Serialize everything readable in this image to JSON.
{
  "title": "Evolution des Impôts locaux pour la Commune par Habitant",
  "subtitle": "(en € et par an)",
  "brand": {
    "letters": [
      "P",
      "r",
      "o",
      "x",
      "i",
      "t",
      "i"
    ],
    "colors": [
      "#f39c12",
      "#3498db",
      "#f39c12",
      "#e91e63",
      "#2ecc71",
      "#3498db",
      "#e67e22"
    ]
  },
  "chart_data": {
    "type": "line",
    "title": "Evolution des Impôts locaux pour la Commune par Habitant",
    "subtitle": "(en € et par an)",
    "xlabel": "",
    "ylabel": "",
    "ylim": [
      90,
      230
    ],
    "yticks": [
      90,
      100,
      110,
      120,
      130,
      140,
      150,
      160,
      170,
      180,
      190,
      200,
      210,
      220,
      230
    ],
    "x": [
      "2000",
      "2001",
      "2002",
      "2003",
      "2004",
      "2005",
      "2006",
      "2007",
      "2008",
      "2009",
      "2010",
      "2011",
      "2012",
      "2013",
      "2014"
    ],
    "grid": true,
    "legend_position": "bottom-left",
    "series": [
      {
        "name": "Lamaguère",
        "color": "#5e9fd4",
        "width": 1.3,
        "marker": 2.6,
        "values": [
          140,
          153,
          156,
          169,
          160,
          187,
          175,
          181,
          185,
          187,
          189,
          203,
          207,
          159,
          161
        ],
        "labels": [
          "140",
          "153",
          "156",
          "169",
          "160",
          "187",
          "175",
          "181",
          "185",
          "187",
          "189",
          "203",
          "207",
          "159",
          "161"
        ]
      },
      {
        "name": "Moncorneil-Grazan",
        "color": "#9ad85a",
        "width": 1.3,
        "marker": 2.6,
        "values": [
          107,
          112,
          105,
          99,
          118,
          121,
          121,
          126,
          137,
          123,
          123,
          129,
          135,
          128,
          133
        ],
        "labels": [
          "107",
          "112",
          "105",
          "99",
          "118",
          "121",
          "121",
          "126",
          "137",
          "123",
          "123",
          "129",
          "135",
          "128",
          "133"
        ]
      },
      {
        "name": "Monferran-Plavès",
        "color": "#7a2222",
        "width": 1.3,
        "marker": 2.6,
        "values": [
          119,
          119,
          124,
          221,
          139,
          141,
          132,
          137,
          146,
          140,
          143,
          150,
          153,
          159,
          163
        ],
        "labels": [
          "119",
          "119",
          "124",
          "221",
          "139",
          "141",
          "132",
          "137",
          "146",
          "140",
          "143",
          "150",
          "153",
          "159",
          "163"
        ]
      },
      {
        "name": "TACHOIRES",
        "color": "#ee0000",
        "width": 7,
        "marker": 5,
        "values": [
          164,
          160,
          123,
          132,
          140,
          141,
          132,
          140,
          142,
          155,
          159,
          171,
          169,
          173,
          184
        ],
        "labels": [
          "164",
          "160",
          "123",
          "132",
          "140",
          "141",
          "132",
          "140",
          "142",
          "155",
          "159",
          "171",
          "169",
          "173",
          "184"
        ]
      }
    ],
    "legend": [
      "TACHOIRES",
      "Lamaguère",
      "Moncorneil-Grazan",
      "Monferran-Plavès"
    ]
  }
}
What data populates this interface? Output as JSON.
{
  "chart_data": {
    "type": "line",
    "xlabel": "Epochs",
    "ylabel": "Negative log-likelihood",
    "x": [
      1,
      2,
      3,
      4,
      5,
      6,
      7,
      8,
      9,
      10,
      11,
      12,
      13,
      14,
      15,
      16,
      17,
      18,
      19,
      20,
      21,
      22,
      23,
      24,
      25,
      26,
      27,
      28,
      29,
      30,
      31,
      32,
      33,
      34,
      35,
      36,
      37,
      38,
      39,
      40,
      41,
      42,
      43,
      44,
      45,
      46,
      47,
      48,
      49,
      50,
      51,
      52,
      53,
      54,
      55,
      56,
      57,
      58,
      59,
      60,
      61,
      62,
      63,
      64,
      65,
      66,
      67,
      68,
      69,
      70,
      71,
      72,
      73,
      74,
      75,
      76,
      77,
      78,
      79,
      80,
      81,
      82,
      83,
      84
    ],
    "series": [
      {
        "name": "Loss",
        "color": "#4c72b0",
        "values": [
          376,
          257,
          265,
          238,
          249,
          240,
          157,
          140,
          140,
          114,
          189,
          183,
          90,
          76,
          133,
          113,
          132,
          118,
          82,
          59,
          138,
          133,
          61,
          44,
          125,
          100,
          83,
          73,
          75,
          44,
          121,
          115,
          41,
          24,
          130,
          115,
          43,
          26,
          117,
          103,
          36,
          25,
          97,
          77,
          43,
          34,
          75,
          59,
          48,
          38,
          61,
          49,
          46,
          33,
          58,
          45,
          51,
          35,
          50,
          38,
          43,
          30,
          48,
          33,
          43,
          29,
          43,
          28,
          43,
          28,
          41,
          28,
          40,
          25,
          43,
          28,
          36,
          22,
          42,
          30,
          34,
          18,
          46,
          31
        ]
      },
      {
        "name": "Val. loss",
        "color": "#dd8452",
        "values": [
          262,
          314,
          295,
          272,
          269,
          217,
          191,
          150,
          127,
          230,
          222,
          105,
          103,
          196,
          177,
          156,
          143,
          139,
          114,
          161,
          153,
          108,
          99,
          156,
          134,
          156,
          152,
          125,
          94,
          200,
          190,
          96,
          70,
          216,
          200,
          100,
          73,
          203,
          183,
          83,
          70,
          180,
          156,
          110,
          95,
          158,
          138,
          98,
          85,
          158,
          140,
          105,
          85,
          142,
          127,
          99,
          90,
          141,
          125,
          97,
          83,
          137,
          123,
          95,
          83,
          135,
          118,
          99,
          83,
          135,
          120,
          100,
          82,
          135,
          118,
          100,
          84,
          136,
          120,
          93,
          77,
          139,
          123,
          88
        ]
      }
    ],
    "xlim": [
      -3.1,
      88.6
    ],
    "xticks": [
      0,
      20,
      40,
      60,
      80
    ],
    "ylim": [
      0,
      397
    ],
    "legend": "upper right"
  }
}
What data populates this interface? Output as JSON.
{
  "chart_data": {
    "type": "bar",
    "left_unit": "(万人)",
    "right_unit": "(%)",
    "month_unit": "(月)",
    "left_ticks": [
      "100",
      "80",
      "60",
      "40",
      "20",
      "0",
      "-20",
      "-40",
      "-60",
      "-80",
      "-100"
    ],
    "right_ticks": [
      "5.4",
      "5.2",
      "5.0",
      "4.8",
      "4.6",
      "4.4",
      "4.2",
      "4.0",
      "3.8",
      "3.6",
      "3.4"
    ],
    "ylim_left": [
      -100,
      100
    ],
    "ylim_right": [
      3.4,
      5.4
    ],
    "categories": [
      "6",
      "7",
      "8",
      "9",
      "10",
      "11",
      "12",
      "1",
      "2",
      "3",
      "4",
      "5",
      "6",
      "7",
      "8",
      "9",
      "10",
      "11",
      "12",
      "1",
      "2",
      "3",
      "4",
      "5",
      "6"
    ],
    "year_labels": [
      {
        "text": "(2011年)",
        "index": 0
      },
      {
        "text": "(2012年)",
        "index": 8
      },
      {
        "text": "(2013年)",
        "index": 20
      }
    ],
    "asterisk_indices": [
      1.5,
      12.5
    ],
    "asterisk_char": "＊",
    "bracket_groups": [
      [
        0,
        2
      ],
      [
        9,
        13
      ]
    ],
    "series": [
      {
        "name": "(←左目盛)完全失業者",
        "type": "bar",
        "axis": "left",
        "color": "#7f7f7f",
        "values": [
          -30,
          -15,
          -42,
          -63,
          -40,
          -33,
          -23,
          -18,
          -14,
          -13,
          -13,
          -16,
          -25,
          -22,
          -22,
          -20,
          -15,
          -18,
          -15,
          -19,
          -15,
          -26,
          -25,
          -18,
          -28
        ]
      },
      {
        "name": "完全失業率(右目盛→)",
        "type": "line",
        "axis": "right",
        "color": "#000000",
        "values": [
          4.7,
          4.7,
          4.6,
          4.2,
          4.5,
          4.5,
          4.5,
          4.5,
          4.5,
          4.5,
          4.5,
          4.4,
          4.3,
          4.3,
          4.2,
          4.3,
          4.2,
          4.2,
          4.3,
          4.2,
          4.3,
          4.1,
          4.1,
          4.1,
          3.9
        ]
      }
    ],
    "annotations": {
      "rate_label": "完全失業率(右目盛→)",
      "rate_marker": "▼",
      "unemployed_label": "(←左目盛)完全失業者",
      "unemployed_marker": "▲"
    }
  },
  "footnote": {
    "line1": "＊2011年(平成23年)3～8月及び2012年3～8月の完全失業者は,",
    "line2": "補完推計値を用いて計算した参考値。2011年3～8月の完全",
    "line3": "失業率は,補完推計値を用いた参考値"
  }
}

= Problem to solve =
Find and copy every line in the entries above where the string "Habitant" occurs.

= Reply to the task =
  "title": "Evolution des Impôts locaux pour la Commune par Habitant",
    "title": "Evolution des Impôts locaux pour la Commune par Habitant",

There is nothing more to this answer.